What you should do —
Go through the data below and gather each line containing "icon".

[Dataset excerpts]
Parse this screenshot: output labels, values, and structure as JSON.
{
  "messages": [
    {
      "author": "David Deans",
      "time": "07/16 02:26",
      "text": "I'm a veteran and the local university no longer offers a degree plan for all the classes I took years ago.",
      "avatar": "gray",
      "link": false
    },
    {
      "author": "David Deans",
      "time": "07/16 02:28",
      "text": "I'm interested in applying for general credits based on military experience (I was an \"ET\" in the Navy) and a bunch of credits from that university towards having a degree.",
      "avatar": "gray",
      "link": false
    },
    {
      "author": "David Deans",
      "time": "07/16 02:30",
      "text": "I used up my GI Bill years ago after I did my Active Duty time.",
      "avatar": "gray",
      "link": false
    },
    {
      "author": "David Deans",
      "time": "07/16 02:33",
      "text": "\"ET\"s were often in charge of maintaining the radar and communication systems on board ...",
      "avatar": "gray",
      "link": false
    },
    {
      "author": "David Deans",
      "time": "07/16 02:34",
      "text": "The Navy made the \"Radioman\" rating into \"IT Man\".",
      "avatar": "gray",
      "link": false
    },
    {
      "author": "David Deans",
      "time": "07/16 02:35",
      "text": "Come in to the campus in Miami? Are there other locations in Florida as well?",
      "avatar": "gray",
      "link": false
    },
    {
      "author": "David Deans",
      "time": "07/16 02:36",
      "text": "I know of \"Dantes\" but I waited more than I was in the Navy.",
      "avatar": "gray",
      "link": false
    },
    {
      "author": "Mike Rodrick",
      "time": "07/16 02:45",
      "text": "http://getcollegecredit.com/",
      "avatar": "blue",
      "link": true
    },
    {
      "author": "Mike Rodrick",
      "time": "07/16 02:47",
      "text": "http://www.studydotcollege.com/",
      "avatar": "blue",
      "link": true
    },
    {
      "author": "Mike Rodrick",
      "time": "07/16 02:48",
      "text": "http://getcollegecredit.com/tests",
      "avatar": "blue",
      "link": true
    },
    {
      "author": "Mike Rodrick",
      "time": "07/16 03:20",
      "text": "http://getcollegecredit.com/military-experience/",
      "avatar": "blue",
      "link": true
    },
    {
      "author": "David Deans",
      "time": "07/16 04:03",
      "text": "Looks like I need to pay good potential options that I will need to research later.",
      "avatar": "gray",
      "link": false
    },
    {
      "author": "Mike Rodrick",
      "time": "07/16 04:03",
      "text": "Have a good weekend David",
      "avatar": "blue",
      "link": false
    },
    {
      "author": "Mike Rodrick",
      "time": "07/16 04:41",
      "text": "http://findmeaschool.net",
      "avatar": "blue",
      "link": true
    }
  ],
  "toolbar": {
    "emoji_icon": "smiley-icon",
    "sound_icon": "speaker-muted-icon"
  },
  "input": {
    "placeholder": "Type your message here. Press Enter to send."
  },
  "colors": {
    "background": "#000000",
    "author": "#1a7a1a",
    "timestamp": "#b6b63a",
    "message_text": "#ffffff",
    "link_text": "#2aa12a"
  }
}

The answer —
    "emoji_icon": "smiley-icon",
    "sound_icon": "speaker-muted-icon"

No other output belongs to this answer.